Show every line of the records below that contains the word "JSON".

========================================================================

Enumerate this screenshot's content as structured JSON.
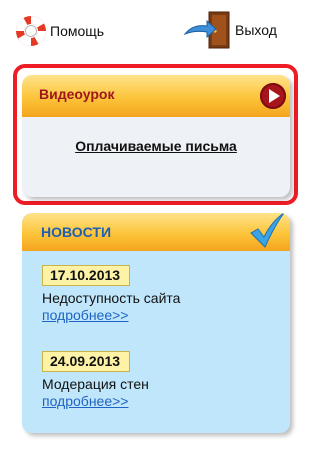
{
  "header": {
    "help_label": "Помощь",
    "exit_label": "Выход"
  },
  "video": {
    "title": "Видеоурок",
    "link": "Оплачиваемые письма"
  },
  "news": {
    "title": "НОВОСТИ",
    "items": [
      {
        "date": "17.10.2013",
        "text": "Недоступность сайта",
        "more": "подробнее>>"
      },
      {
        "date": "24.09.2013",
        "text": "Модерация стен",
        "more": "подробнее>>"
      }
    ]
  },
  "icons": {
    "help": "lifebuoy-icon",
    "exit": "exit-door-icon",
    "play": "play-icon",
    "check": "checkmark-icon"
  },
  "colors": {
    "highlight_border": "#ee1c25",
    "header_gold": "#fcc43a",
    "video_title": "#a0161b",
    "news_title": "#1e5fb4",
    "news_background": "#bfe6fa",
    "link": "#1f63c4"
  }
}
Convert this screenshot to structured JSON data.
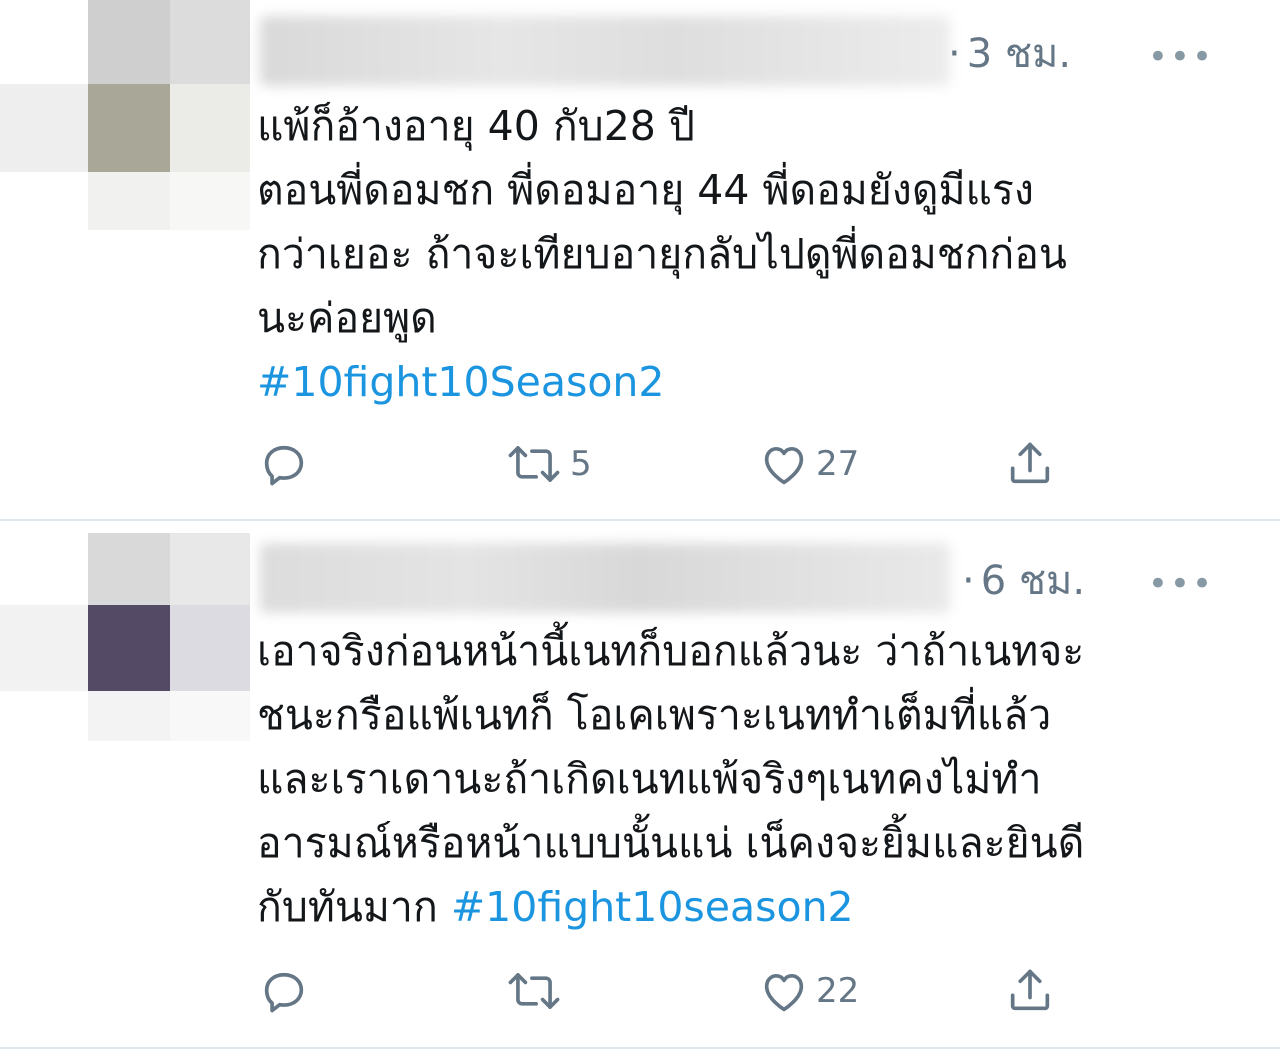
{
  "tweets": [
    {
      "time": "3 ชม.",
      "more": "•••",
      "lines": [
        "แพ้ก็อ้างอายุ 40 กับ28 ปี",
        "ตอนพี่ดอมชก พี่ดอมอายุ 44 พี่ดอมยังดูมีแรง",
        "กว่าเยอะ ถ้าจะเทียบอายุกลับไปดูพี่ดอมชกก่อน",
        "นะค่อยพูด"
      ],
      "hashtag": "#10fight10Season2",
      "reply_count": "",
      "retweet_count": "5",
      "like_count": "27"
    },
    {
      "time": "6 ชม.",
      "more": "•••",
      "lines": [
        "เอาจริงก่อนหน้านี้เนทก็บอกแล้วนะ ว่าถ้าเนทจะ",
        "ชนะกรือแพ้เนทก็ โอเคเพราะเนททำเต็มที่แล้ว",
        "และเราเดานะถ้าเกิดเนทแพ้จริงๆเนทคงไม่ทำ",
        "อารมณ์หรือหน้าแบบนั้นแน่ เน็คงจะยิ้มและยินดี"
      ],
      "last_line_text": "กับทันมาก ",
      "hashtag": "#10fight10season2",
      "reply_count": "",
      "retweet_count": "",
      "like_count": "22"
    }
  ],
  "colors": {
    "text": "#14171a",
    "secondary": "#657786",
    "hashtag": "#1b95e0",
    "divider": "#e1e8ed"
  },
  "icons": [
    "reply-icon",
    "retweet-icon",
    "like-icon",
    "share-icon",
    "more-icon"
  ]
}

========================================================================

# TASK RESPONSE
Enumerate this screenshot's content as structured JSON.
Convert this screenshot to structured JSON data.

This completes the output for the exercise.